Wherever "USBL" appears in a line, copy that line.

== Task inputs

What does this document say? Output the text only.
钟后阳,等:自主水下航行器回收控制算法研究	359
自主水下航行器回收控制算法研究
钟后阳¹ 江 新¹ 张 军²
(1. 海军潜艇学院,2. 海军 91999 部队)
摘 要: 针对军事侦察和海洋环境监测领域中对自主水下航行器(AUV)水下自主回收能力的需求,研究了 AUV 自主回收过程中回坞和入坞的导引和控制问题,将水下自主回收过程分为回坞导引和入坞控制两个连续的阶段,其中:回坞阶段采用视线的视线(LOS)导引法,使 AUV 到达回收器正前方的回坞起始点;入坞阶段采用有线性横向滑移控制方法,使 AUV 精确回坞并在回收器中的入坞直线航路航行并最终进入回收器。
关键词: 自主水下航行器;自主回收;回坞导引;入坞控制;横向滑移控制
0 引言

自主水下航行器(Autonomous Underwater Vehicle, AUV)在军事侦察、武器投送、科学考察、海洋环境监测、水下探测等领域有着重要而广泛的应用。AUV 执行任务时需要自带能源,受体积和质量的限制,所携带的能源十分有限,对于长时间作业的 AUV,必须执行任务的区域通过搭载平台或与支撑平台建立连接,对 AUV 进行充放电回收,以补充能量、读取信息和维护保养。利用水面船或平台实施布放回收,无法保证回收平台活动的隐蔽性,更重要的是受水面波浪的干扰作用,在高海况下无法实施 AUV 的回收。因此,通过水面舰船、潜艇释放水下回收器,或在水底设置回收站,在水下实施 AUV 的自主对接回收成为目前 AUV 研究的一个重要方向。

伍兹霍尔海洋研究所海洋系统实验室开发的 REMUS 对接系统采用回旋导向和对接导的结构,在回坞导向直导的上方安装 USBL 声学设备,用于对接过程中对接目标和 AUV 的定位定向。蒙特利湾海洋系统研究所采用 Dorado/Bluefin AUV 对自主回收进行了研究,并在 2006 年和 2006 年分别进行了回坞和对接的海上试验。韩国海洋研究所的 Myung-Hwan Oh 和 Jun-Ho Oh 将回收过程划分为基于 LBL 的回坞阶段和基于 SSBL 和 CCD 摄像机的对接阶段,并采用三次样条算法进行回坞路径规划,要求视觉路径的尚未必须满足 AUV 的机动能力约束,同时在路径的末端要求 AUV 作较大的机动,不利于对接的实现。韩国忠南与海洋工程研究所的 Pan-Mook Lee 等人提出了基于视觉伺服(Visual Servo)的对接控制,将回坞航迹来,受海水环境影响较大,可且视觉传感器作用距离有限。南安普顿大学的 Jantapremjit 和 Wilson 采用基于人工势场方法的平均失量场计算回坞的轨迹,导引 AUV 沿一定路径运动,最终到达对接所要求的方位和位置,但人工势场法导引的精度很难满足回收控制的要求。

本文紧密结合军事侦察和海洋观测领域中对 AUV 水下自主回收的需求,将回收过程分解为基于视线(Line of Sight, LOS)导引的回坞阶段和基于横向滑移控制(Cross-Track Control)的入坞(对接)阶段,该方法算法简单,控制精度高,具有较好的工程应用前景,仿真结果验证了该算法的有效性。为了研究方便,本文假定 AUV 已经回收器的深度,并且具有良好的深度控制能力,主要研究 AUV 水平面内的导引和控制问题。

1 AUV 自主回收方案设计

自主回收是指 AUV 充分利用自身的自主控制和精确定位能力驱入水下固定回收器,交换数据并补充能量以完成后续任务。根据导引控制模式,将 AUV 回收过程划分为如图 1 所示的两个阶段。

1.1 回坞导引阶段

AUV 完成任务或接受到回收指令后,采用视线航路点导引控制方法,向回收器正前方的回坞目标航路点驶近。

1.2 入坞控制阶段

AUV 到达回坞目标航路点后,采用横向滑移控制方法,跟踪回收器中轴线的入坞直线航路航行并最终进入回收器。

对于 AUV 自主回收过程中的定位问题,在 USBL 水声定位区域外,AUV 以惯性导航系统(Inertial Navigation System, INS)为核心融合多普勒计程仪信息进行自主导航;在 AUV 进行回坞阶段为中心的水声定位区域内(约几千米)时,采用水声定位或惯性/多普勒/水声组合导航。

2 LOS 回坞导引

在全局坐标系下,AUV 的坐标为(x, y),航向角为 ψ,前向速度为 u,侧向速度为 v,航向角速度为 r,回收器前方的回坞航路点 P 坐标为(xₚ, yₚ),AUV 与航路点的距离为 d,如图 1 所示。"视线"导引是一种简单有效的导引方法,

====

- **Task result**
伍兹霍尔海洋研究所海洋系统实验室开发的 REMUS 对接系统采用回旋导向和对接导的结构,在回坞导向直导的上方安装 USBL 声学设备,用于对接过程中对接目标和 AUV 的定位定向。蒙特利湾海洋系统研究所采用 Dorado/Bluefin AUV 对自主回收进行了研究,并在 2006 年和 2006 年分别进行了回坞和对接的海上试验。韩国海洋研究所的 Myung-Hwan Oh 和 Jun-Ho Oh 将回收过程划分为基于 LBL 的回坞阶段和基于 SSBL 和 CCD 摄像机的对接阶段,并采用三次样条算法进行回坞路径规划,要求视觉路径的尚未必须满足 AUV 的机动能力约束,同时在路径的末端要求 AUV 作较大的机动,不利于对接的实现。韩国忠南与海洋工程研究所的 Pan-Mook Lee 等人提出了基于视觉伺服(Visual Servo)的对接控制,将回坞航迹来,受海水环境影响较大,可且视觉传感器作用距离有限。南安普顿大学的 Jantapremjit 和 Wilson 采用基于人工势场方法的平均失量场计算回坞的轨迹,导引 AUV 沿一定路径运动,最终到达对接所要求的方位和位置,但人工势场法导引的精度很难满足回收控制的要求。
对于 AUV 自主回收过程中的定位问题,在 USBL 水声定位区域外,AUV 以惯性导航系统(Inertial Navigation System, INS)为核心融合多普勒计程仪信息进行自主导航;在 AUV 进行回坞阶段为中心的水声定位区域内(约几千米)时,采用水声定位或惯性/多普勒/水声组合导航。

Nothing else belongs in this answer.